■ Direction ■
Go to the line that contains "Output a JSON" and extract it along with every line after it, exactly, through the end of the data below.

■ Supplied information ■
=-=-=

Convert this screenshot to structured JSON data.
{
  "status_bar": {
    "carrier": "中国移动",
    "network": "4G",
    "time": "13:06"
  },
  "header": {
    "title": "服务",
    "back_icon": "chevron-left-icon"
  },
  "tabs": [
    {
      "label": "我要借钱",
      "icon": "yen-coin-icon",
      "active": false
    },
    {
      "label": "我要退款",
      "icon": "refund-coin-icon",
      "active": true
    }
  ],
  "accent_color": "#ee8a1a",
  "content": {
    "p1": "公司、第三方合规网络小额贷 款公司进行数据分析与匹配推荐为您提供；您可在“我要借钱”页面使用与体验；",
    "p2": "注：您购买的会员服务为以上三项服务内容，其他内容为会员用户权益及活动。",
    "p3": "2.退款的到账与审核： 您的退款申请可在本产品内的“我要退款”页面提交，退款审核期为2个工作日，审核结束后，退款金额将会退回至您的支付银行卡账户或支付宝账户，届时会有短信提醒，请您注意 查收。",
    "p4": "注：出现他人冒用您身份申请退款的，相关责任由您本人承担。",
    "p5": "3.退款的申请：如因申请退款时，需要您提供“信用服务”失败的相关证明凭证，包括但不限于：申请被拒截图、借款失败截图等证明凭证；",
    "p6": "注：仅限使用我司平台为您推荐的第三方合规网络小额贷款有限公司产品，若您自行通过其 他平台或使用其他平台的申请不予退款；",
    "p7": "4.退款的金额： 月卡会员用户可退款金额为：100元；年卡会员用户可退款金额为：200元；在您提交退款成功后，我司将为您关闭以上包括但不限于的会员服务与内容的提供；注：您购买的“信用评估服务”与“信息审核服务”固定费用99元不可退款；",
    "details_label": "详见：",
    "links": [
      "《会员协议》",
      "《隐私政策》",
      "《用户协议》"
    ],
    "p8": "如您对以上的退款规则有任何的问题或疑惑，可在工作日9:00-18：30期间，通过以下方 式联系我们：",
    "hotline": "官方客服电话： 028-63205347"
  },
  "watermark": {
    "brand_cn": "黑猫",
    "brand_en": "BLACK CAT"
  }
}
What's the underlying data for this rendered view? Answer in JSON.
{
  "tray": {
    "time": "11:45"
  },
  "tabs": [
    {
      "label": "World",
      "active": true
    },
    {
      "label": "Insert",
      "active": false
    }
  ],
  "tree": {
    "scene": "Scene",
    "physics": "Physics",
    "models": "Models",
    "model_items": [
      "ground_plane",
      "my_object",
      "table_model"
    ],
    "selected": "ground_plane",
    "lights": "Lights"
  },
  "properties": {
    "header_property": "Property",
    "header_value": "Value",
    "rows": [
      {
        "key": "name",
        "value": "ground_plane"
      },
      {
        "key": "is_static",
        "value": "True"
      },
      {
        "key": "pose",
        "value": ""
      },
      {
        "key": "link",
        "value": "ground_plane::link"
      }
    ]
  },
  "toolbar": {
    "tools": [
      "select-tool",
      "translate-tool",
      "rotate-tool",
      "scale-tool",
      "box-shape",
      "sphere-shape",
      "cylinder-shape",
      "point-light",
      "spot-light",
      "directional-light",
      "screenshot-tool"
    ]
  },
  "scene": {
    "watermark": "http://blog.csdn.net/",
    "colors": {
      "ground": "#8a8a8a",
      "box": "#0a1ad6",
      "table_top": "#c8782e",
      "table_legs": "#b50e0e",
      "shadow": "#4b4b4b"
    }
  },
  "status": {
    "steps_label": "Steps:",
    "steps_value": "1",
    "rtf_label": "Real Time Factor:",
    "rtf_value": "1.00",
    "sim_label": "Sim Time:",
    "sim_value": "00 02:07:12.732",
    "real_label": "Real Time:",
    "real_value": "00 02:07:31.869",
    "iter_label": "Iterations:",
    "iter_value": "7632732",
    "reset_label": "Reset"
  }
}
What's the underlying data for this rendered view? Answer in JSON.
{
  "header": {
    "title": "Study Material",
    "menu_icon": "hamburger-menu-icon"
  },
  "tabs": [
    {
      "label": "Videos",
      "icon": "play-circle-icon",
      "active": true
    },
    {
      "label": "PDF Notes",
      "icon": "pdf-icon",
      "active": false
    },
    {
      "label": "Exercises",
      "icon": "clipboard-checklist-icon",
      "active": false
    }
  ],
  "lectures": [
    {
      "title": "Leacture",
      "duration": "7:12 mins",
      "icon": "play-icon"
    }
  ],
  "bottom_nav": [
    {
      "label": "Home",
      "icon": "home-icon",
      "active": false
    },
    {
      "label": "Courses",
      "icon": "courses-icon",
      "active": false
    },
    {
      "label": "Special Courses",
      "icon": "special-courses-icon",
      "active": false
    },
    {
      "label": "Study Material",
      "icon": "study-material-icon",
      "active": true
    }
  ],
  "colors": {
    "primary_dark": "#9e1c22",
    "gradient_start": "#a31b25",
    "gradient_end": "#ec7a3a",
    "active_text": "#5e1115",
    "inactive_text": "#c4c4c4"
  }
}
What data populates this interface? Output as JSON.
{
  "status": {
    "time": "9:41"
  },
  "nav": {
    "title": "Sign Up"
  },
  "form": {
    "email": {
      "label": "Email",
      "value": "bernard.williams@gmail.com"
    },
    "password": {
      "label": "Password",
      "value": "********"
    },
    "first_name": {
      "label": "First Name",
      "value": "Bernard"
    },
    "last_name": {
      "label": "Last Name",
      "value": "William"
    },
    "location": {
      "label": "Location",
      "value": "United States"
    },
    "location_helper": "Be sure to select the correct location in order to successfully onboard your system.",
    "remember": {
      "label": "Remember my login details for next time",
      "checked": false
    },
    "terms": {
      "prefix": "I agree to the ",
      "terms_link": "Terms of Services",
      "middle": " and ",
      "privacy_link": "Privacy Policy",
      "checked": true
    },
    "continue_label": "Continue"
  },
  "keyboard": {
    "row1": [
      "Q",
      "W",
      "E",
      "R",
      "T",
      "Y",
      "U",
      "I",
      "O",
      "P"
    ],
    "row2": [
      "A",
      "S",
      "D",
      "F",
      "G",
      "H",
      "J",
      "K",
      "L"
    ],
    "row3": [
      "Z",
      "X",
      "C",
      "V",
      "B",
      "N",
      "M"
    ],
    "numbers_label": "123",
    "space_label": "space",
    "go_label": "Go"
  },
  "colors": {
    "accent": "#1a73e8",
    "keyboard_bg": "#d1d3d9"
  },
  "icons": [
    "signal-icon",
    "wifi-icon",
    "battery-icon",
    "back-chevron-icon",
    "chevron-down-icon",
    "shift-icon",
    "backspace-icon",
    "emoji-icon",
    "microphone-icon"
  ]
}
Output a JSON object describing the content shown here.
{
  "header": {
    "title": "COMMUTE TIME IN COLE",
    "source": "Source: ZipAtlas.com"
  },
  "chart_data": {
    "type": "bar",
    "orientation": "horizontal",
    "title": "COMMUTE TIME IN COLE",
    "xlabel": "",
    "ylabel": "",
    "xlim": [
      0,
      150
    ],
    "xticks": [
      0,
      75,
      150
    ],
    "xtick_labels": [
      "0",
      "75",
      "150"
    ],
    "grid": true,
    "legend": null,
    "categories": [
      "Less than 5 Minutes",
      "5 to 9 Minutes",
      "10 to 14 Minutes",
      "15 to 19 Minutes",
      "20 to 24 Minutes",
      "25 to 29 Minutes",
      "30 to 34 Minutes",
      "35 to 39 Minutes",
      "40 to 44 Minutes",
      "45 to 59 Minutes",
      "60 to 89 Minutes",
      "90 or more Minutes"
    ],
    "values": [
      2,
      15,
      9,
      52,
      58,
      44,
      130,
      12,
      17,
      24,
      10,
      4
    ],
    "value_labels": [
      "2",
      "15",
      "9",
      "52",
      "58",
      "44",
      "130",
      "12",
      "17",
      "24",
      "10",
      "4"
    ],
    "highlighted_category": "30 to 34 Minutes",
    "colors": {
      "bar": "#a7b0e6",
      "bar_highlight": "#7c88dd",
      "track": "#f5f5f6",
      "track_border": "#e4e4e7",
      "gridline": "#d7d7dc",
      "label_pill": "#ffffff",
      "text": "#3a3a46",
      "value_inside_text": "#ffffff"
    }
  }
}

=-=-=

■ Output ■
Output a JSON object describing the content shown here.
{
  "header": {
    "title": "COMMUTE TIME IN COLE",
    "source": "Source: ZipAtlas.com"
  },
  "chart_data": {
    "type": "bar",
    "orientation": "horizontal",
    "title": "COMMUTE TIME IN COLE",
    "xlabel": "",
    "ylabel": "",
    "xlim": [
      0,
      150
    ],
    "xticks": [
      0,
      75,
      150
    ],
    "xtick_labels": [
      "0",
      "75",
      "150"
    ],
    "grid": true,
    "legend": null,
    "categories": [
      "Less than 5 Minutes",
      "5 to 9 Minutes",
      "10 to 14 Minutes",
      "15 to 19 Minutes",
      "20 to 24 Minutes",
      "25 to 29 Minutes",
      "30 to 34 Minutes",
      "35 to 39 Minutes",
      "40 to 44 Minutes",
      "45 to 59 Minutes",
      "60 to 89 Minutes",
      "90 or more Minutes"
    ],
    "values": [
      2,
      15,
      9,
      52,
      58,
      44,
      130,
      12,
      17,
      24,
      10,
      4
    ],
    "value_labels": [
      "2",
      "15",
      "9",
      "52",
      "58",
      "44",
      "130",
      "12",
      "17",
      "24",
      "10",
      "4"
    ],
    "highlighted_category": "30 to 34 Minutes",
    "colors": {
      "bar": "#a7b0e6",
      "bar_highlight": "#7c88dd",
      "track": "#f5f5f6",
      "track_border": "#e4e4e7",
      "gridline": "#d7d7dc",
      "label_pill": "#ffffff",
      "text": "#3a3a46",
      "value_inside_text": "#ffffff"
    }
  }
}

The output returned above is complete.